WRITTEN REQUEST: Exclude the pictures; give every entry again exactly as written.

DATA FOR THIS EXERCISE:
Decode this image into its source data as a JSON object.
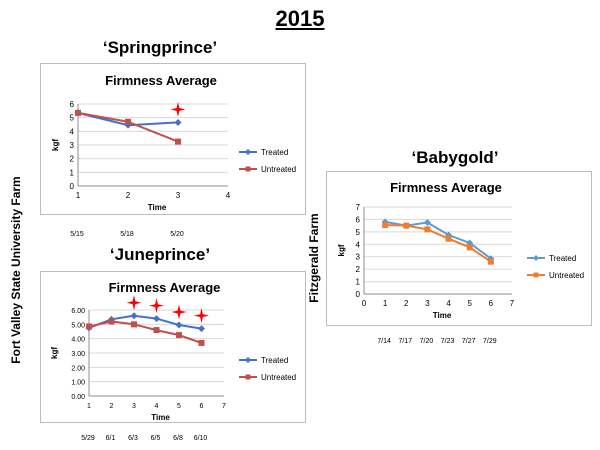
{
  "slide_title": "2015",
  "farm_labels": [
    "Fort Valley State University Farm",
    "Fitzgerald Farm"
  ],
  "charts": [
    {
      "label": "‘Springprince’",
      "dates": [
        "5/15",
        "5/18",
        "5/20"
      ],
      "markers": [
        3
      ]
    },
    {
      "label": "‘Juneprince’",
      "dates": [
        "5/29",
        "6/1",
        "6/3",
        "6/5",
        "6/8",
        "6/10"
      ],
      "markers": [
        3,
        4,
        5,
        6
      ]
    },
    {
      "label": "‘Babygold’",
      "dates": [
        "7/14",
        "7/17",
        "7/20",
        "7/23",
        "7/27",
        "7/29"
      ],
      "markers": []
    }
  ],
  "colors": {
    "springprince_treated": "#4472C4",
    "springprince_untreated": "#C0504D",
    "babygold_treated": "#5B9BD5",
    "babygold_untreated": "#ED7D31",
    "significance_star": "#FF0000"
  },
  "chart_data": [
    {
      "type": "line",
      "title": "Firmness Average",
      "xlabel": "Time",
      "ylabel": "kgf",
      "xlim": [
        1,
        4
      ],
      "ylim": [
        0,
        6
      ],
      "x_ticks": [
        "1",
        "2",
        "3",
        "4"
      ],
      "y_ticks": [
        "0",
        "1",
        "2",
        "3",
        "4",
        "5",
        "6"
      ],
      "grid": true,
      "legend": "right",
      "series": [
        {
          "name": "Treated",
          "marker": "diamond",
          "x": [
            1,
            2,
            3
          ],
          "values": [
            5.35,
            4.45,
            4.65
          ]
        },
        {
          "name": "Untreated",
          "marker": "square",
          "x": [
            1,
            2,
            3
          ],
          "values": [
            5.35,
            4.7,
            3.25
          ]
        }
      ]
    },
    {
      "type": "line",
      "title": "Firmness Average",
      "xlabel": "Time",
      "ylabel": "kgf",
      "xlim": [
        1,
        7
      ],
      "ylim": [
        0,
        6
      ],
      "x_ticks": [
        "1",
        "2",
        "3",
        "4",
        "5",
        "6",
        "7"
      ],
      "y_ticks": [
        "0.00",
        "1.00",
        "2.00",
        "3.00",
        "4.00",
        "5.00",
        "6.00"
      ],
      "grid": true,
      "legend": "right",
      "series": [
        {
          "name": "Treated",
          "marker": "diamond",
          "x": [
            1,
            2,
            3,
            4,
            5,
            6
          ],
          "values": [
            4.75,
            5.35,
            5.6,
            5.4,
            4.95,
            4.7
          ]
        },
        {
          "name": "Untreated",
          "marker": "square",
          "x": [
            1,
            2,
            3,
            4,
            5,
            6
          ],
          "values": [
            4.85,
            5.2,
            5.0,
            4.6,
            4.25,
            3.7
          ]
        }
      ]
    },
    {
      "type": "line",
      "title": "Firmness Average",
      "xlabel": "Time",
      "ylabel": "kgf",
      "xlim": [
        0,
        7
      ],
      "ylim": [
        0,
        7
      ],
      "x_ticks": [
        "0",
        "1",
        "2",
        "3",
        "4",
        "5",
        "6",
        "7"
      ],
      "y_ticks": [
        "0",
        "1",
        "2",
        "3",
        "4",
        "5",
        "6",
        "7"
      ],
      "grid": true,
      "legend": "right",
      "series": [
        {
          "name": "Treated",
          "marker": "diamond",
          "x": [
            1,
            2,
            3,
            4,
            5,
            6
          ],
          "values": [
            5.8,
            5.5,
            5.75,
            4.75,
            4.1,
            2.85
          ]
        },
        {
          "name": "Untreated",
          "marker": "square",
          "x": [
            1,
            2,
            3,
            4,
            5,
            6
          ],
          "values": [
            5.55,
            5.5,
            5.2,
            4.45,
            3.75,
            2.6
          ]
        }
      ]
    }
  ]
}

THE REPLY:
Decode this image into its source data as a JSON object.
{
  "slide_title": "2015",
  "farm_labels": [
    "Fort Valley State University Farm",
    "Fitzgerald Farm"
  ],
  "charts": [
    {
      "label": "‘Springprince’",
      "dates": [
        "5/15",
        "5/18",
        "5/20"
      ],
      "markers": [
        3
      ]
    },
    {
      "label": "‘Juneprince’",
      "dates": [
        "5/29",
        "6/1",
        "6/3",
        "6/5",
        "6/8",
        "6/10"
      ],
      "markers": [
        3,
        4,
        5,
        6
      ]
    },
    {
      "label": "‘Babygold’",
      "dates": [
        "7/14",
        "7/17",
        "7/20",
        "7/23",
        "7/27",
        "7/29"
      ],
      "markers": []
    }
  ],
  "colors": {
    "springprince_treated": "#4472C4",
    "springprince_untreated": "#C0504D",
    "babygold_treated": "#5B9BD5",
    "babygold_untreated": "#ED7D31",
    "significance_star": "#FF0000"
  },
  "chart_data": [
    {
      "type": "line",
      "title": "Firmness Average",
      "xlabel": "Time",
      "ylabel": "kgf",
      "xlim": [
        1,
        4
      ],
      "ylim": [
        0,
        6
      ],
      "x_ticks": [
        "1",
        "2",
        "3",
        "4"
      ],
      "y_ticks": [
        "0",
        "1",
        "2",
        "3",
        "4",
        "5",
        "6"
      ],
      "grid": true,
      "legend": "right",
      "series": [
        {
          "name": "Treated",
          "marker": "diamond",
          "x": [
            1,
            2,
            3
          ],
          "values": [
            5.35,
            4.45,
            4.65
          ]
        },
        {
          "name": "Untreated",
          "marker": "square",
          "x": [
            1,
            2,
            3
          ],
          "values": [
            5.35,
            4.7,
            3.25
          ]
        }
      ]
    },
    {
      "type": "line",
      "title": "Firmness Average",
      "xlabel": "Time",
      "ylabel": "kgf",
      "xlim": [
        1,
        7
      ],
      "ylim": [
        0,
        6
      ],
      "x_ticks": [
        "1",
        "2",
        "3",
        "4",
        "5",
        "6",
        "7"
      ],
      "y_ticks": [
        "0.00",
        "1.00",
        "2.00",
        "3.00",
        "4.00",
        "5.00",
        "6.00"
      ],
      "grid": true,
      "legend": "right",
      "series": [
        {
          "name": "Treated",
          "marker": "diamond",
          "x": [
            1,
            2,
            3,
            4,
            5,
            6
          ],
          "values": [
            4.75,
            5.35,
            5.6,
            5.4,
            4.95,
            4.7
          ]
        },
        {
          "name": "Untreated",
          "marker": "square",
          "x": [
            1,
            2,
            3,
            4,
            5,
            6
          ],
          "values": [
            4.85,
            5.2,
            5.0,
            4.6,
            4.25,
            3.7
          ]
        }
      ]
    },
    {
      "type": "line",
      "title": "Firmness Average",
      "xlabel": "Time",
      "ylabel": "kgf",
      "xlim": [
        0,
        7
      ],
      "ylim": [
        0,
        7
      ],
      "x_ticks": [
        "0",
        "1",
        "2",
        "3",
        "4",
        "5",
        "6",
        "7"
      ],
      "y_ticks": [
        "0",
        "1",
        "2",
        "3",
        "4",
        "5",
        "6",
        "7"
      ],
      "grid": true,
      "legend": "right",
      "series": [
        {
          "name": "Treated",
          "marker": "diamond",
          "x": [
            1,
            2,
            3,
            4,
            5,
            6
          ],
          "values": [
            5.8,
            5.5,
            5.75,
            4.75,
            4.1,
            2.85
          ]
        },
        {
          "name": "Untreated",
          "marker": "square",
          "x": [
            1,
            2,
            3,
            4,
            5,
            6
          ],
          "values": [
            5.55,
            5.5,
            5.2,
            4.45,
            3.75,
            2.6
          ]
        }
      ]
    }
  ]
}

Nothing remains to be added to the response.